- **DATASET ROWS**:

________

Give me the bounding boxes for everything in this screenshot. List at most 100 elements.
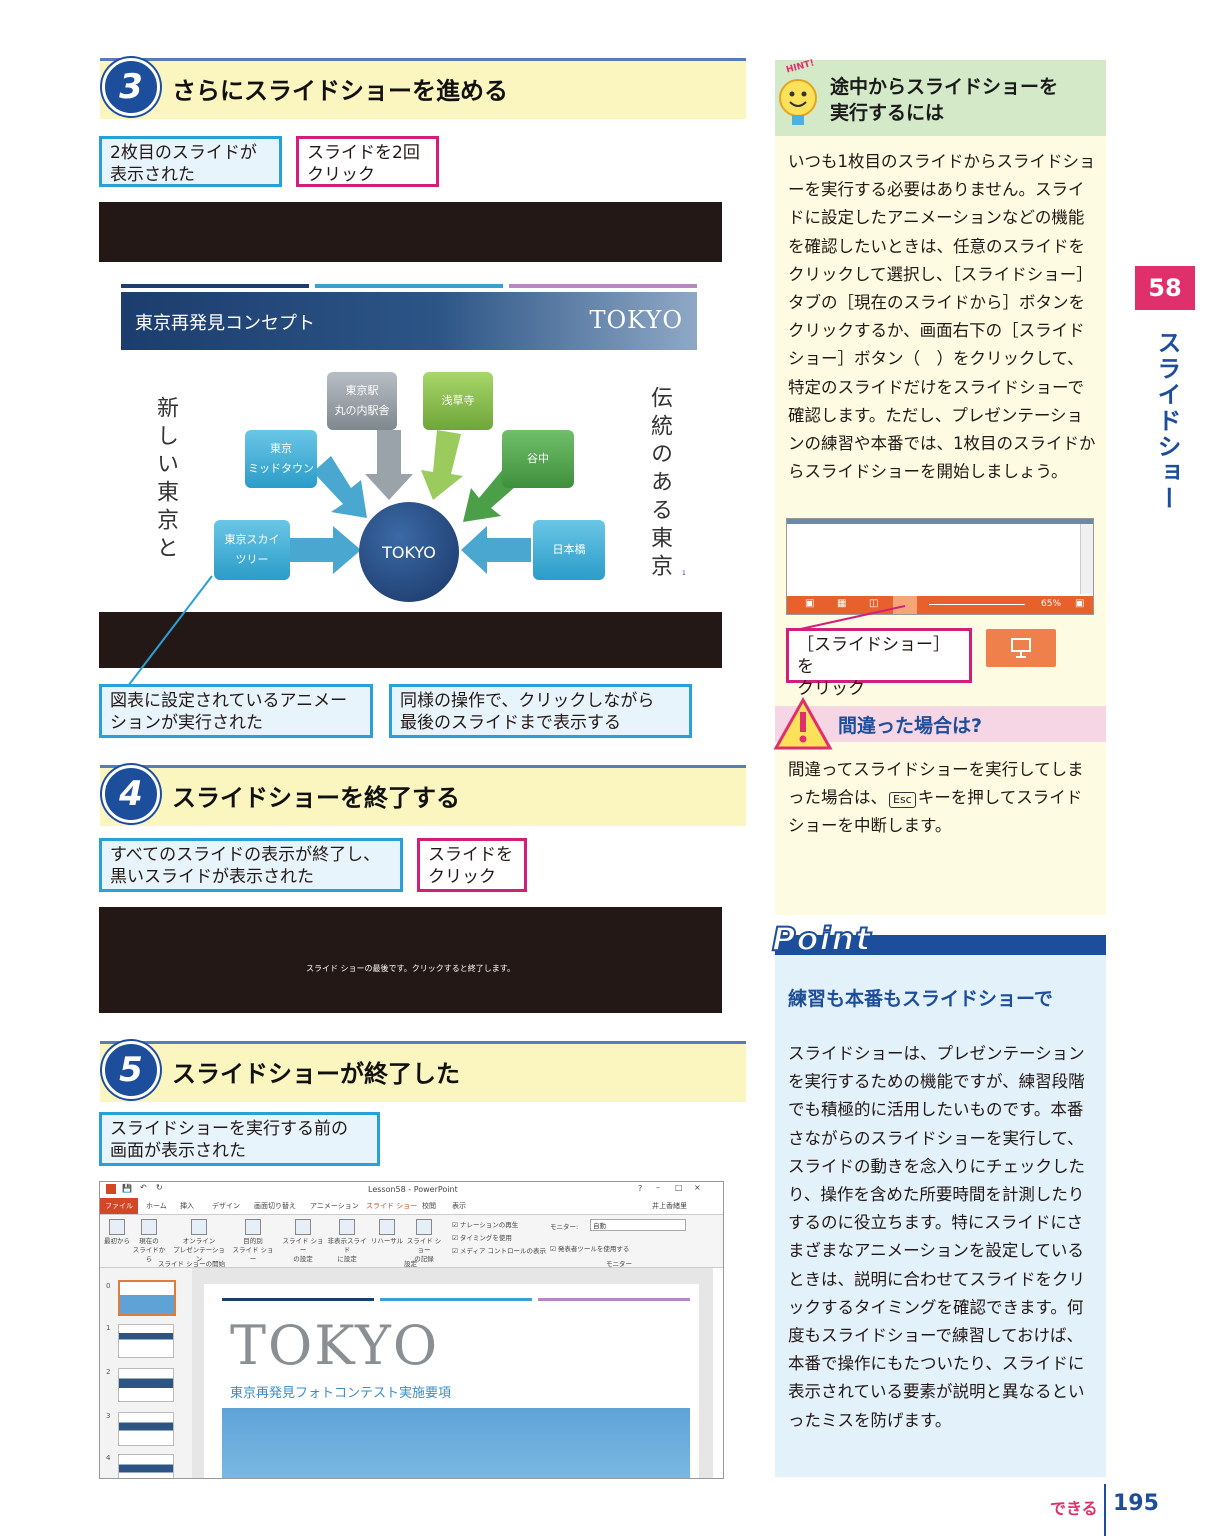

________

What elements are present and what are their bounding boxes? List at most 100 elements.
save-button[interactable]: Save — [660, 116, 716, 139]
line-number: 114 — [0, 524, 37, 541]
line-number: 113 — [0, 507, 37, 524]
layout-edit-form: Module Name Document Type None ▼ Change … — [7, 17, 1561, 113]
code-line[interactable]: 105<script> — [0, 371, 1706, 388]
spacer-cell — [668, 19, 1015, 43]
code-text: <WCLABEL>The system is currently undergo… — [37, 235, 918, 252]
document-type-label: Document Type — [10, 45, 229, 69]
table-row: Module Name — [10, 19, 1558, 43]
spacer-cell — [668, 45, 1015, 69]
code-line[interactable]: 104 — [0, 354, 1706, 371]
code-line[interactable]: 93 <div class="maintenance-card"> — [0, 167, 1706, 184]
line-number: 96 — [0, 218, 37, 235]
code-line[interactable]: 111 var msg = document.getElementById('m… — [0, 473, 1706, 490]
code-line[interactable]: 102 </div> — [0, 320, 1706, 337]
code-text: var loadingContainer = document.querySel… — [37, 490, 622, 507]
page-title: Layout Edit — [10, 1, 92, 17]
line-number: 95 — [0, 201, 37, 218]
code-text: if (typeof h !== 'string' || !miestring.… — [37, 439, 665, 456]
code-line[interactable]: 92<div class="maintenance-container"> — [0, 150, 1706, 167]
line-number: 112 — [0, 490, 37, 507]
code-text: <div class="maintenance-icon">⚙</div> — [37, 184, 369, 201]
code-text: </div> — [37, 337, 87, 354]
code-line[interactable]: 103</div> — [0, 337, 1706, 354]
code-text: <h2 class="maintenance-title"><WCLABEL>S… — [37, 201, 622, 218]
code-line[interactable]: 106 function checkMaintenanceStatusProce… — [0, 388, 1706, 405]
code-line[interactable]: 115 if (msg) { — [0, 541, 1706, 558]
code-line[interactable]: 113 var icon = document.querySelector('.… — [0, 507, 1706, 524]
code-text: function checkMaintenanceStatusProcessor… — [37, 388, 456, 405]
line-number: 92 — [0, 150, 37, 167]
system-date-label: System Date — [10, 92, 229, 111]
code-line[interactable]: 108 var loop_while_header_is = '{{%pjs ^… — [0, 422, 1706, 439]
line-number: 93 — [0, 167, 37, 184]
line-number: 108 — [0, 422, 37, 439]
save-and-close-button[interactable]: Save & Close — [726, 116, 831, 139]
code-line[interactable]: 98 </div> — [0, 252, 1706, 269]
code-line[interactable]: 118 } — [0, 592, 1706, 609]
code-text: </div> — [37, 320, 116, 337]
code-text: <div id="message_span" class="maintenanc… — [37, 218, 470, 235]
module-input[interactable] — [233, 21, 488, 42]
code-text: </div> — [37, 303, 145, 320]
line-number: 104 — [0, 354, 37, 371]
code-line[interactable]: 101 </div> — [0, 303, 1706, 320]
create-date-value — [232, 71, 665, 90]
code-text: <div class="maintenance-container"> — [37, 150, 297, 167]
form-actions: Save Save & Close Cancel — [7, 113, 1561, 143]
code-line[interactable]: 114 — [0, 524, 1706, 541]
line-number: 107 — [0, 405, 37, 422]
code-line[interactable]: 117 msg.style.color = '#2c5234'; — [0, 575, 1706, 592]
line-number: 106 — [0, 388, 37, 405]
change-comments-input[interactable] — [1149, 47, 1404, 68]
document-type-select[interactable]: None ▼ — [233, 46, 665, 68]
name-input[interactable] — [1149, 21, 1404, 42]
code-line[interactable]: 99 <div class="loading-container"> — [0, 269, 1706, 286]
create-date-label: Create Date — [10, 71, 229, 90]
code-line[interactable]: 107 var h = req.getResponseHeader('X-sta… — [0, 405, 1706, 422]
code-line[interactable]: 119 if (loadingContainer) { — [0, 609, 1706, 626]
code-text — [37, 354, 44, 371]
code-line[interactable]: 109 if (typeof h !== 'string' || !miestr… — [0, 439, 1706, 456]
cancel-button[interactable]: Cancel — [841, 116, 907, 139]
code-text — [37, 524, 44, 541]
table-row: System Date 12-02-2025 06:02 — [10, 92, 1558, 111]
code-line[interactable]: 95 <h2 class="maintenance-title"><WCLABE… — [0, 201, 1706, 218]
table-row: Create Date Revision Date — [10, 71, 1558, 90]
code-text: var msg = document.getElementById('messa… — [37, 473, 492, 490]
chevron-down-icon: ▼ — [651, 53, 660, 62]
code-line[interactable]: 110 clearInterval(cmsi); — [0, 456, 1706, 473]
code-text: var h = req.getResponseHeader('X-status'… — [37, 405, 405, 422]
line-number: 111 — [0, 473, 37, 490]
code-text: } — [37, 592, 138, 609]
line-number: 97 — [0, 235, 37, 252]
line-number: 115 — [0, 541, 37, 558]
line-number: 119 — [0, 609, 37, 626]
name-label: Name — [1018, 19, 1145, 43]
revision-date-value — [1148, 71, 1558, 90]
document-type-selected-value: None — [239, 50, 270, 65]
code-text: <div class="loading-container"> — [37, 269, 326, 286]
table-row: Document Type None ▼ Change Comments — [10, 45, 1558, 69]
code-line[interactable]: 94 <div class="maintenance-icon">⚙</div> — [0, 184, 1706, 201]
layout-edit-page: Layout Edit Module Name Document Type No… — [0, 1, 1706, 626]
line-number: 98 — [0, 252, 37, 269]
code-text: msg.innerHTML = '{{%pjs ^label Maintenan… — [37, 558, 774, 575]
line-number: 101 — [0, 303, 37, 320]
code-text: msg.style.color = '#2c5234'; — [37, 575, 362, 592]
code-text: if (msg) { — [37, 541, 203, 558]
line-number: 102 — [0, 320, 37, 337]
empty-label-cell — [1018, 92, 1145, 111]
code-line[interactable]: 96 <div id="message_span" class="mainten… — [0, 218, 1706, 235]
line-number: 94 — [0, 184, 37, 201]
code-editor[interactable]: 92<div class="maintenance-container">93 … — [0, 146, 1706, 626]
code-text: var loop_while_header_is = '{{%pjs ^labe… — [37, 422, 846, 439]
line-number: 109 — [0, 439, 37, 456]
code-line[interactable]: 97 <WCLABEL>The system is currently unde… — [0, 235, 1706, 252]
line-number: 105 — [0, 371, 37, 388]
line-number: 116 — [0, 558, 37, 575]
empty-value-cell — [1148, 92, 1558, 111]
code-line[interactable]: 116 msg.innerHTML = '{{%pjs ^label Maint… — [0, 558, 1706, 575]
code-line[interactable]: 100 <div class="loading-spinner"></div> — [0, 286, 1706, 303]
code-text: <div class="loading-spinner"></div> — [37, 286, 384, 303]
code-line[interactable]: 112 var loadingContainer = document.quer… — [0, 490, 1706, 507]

________

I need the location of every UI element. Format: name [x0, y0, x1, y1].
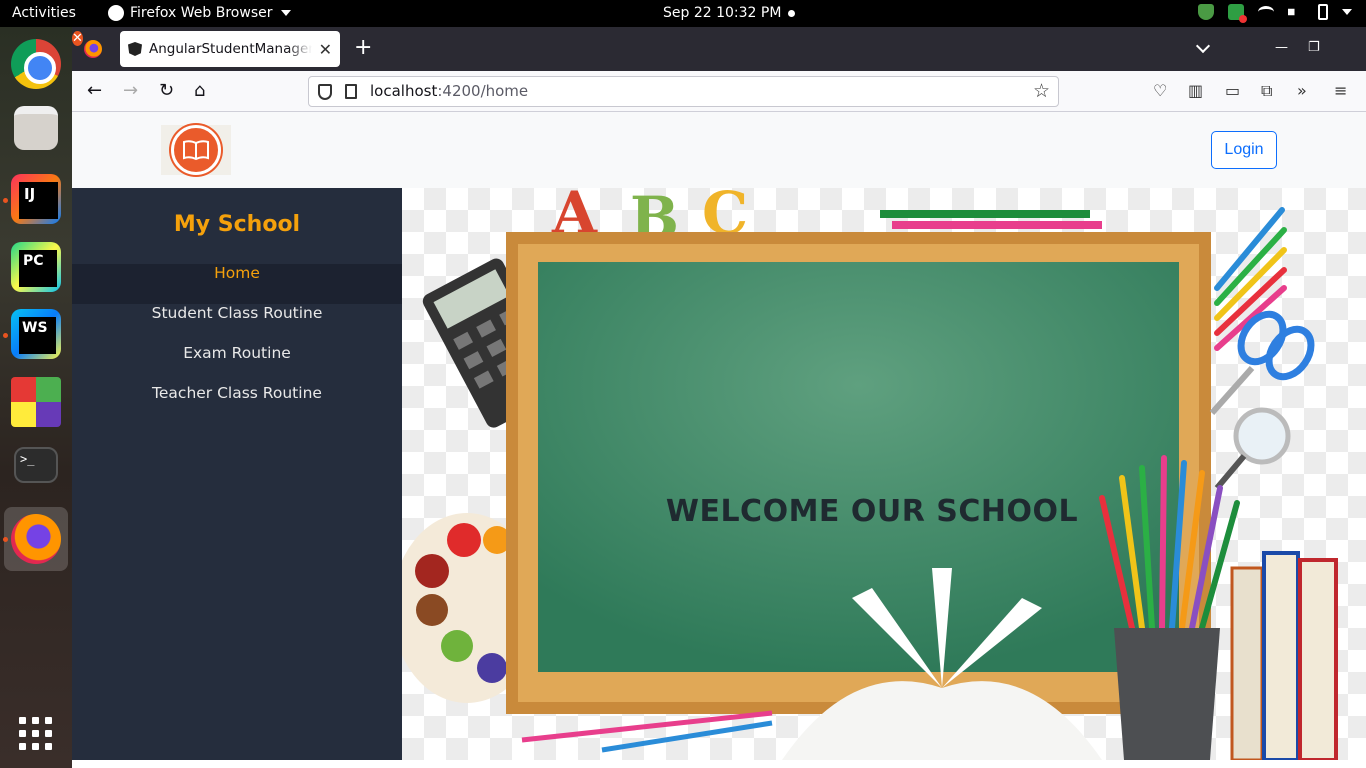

________

- **EXERCISE TASK**: Duplicate the data above word for word, everything from the line containing "What elements are" down to the line containing "code-line[interactable]: 113 var", both included.

- **RESPONSE TO THIS TASK**:
What elements are present and what are their bounding boxes? List at most 100 elements.
save-button[interactable]: Save — [660, 116, 716, 139]
line-number: 114 — [0, 524, 37, 541]
line-number: 113 — [0, 507, 37, 524]
layout-edit-form: Module Name Document Type None ▼ Change … — [7, 17, 1561, 113]
code-line[interactable]: 105<script> — [0, 371, 1706, 388]
spacer-cell — [668, 19, 1015, 43]
code-text: <WCLABEL>The system is currently undergo… — [37, 235, 918, 252]
document-type-label: Document Type — [10, 45, 229, 69]
table-row: Module Name — [10, 19, 1558, 43]
spacer-cell — [668, 45, 1015, 69]
code-line[interactable]: 104 — [0, 354, 1706, 371]
code-line[interactable]: 93 <div class="maintenance-card"> — [0, 167, 1706, 184]
line-number: 96 — [0, 218, 37, 235]
code-line[interactable]: 111 var msg = document.getElementById('m… — [0, 473, 1706, 490]
code-line[interactable]: 102 </div> — [0, 320, 1706, 337]
code-text: var loadingContainer = document.querySel… — [37, 490, 622, 507]
page-title: Layout Edit — [10, 1, 92, 17]
line-number: 95 — [0, 201, 37, 218]
code-text: if (typeof h !== 'string' || !miestring.… — [37, 439, 665, 456]
code-line[interactable]: 92<div class="maintenance-container"> — [0, 150, 1706, 167]
line-number: 112 — [0, 490, 37, 507]
code-text: <div class="maintenance-icon">⚙</div> — [37, 184, 369, 201]
code-text: </div> — [37, 337, 87, 354]
code-line[interactable]: 103</div> — [0, 337, 1706, 354]
code-text: <h2 class="maintenance-title"><WCLABEL>S… — [37, 201, 622, 218]
code-line[interactable]: 106 function checkMaintenanceStatusProce… — [0, 388, 1706, 405]
code-line[interactable]: 115 if (msg) { — [0, 541, 1706, 558]
code-line[interactable]: 113 var icon = document.querySelector('.… — [0, 507, 1706, 524]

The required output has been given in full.